• EXERCISE AIM: Return all lines from the listing below in which the string "cuidado" occurs.

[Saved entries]
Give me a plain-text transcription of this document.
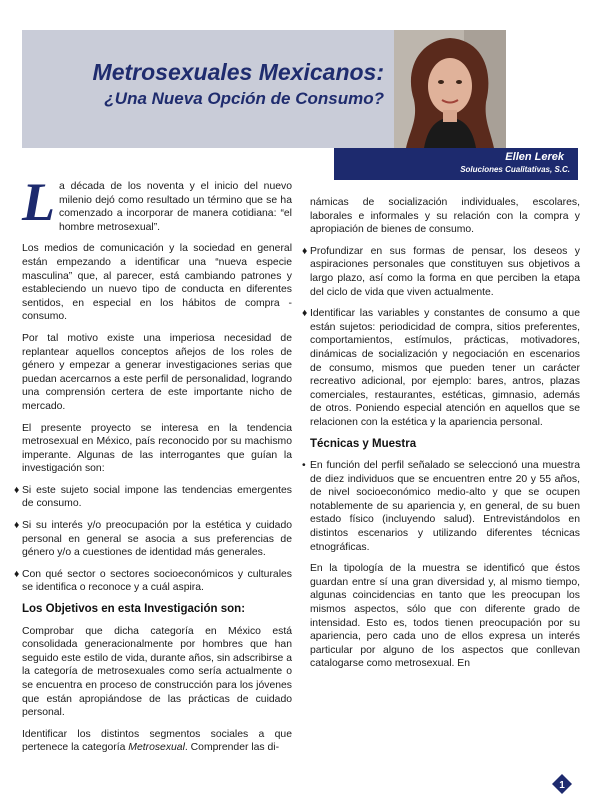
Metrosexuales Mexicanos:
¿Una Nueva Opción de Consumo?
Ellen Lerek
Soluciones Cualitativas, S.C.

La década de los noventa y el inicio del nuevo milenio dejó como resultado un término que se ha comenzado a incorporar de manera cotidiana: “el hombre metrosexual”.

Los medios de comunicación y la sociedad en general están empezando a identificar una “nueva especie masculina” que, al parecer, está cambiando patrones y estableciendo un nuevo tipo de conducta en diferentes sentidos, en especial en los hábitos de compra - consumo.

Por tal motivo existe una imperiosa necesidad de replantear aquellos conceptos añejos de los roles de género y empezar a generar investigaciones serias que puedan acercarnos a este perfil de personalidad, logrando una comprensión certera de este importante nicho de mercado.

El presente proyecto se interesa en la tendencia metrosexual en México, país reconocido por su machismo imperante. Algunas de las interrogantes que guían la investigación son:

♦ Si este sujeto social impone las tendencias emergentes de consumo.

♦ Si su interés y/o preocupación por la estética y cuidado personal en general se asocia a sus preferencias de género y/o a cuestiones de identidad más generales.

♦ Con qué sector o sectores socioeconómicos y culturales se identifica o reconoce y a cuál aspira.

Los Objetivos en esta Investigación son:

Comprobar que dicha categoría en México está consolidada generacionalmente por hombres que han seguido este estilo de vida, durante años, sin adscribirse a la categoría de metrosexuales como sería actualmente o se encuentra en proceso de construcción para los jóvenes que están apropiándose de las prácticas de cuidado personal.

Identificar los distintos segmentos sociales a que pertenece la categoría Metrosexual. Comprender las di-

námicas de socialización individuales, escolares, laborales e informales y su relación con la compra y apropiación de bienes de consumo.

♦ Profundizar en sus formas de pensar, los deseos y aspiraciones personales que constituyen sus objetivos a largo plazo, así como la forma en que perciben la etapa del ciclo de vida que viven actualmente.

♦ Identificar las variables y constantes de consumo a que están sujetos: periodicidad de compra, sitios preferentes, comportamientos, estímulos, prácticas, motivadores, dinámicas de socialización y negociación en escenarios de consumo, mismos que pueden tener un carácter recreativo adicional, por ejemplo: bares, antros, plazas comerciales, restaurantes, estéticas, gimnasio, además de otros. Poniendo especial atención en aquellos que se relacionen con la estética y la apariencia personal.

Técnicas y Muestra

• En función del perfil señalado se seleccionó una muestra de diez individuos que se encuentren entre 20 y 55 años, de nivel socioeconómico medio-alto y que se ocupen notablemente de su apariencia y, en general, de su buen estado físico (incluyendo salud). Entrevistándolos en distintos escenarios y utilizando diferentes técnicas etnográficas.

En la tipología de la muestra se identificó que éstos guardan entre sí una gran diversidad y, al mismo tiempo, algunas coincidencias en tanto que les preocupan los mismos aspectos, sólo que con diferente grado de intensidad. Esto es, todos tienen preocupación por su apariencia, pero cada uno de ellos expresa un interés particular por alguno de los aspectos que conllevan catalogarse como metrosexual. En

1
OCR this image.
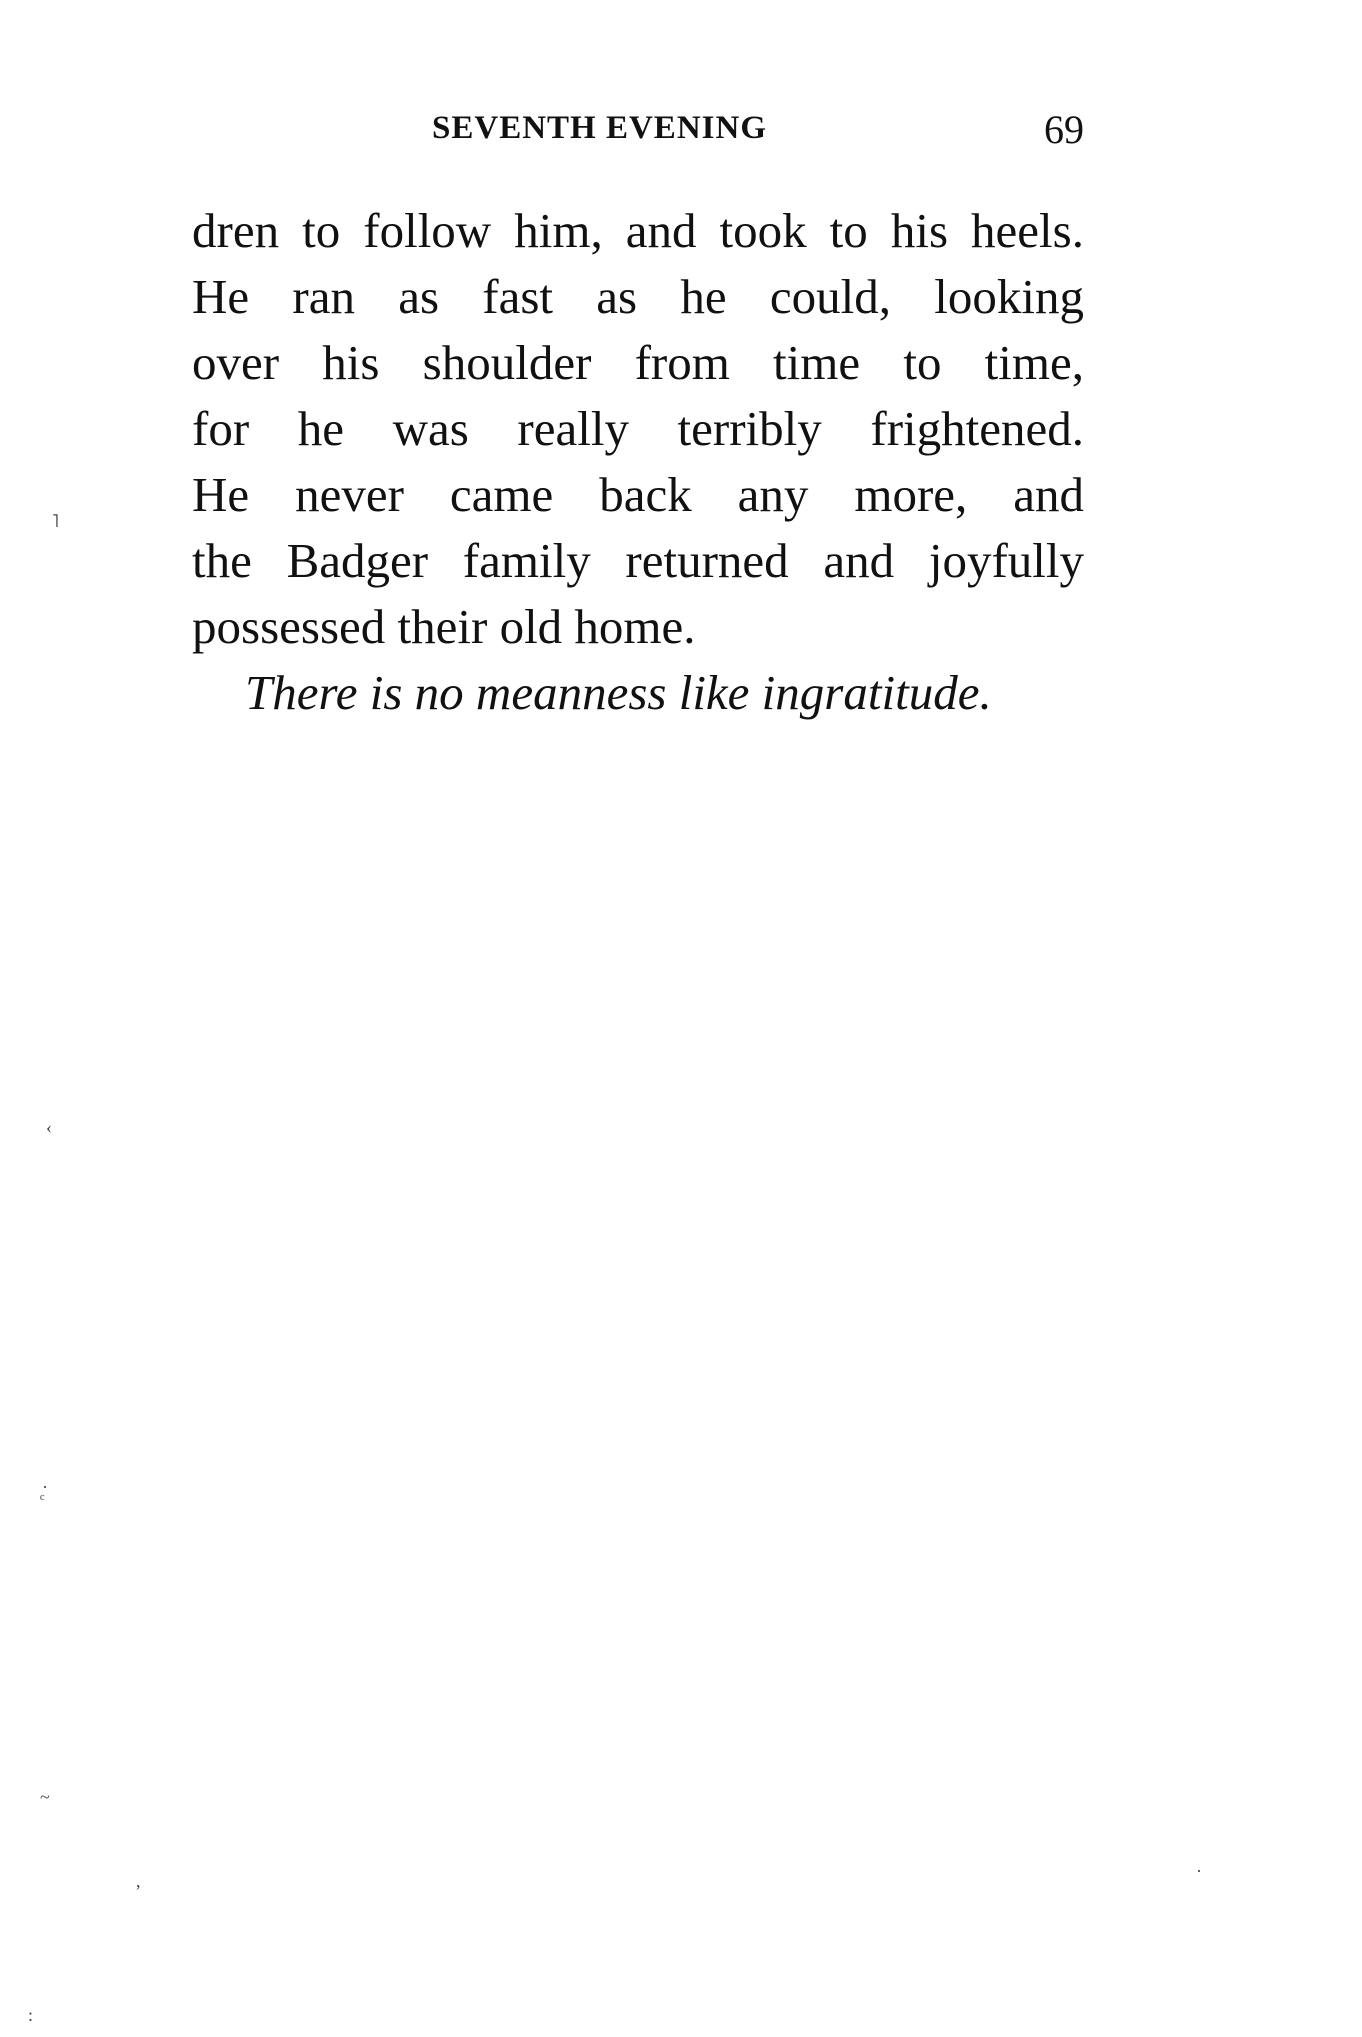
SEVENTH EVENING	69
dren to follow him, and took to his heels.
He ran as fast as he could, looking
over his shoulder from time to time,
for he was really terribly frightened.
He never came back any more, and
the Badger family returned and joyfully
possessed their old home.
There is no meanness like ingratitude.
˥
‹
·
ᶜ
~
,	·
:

• REPLY TO THE EXERCISE:
♦ Si su interés y/o preocupación por la estética y cuidado personal en general se asocia a sus preferencias de género y/o a cuestiones de identidad más generales.
Comprobar que dicha categoría en México está consolidada generacionalmente por hombres que han seguido este estilo de vida, durante años, sin adscribirse a la categoría de metrosexuales como sería actualmente o se encuentra en proceso de construcción para los jóvenes que están apropiándose de las prácticas de cuidado personal.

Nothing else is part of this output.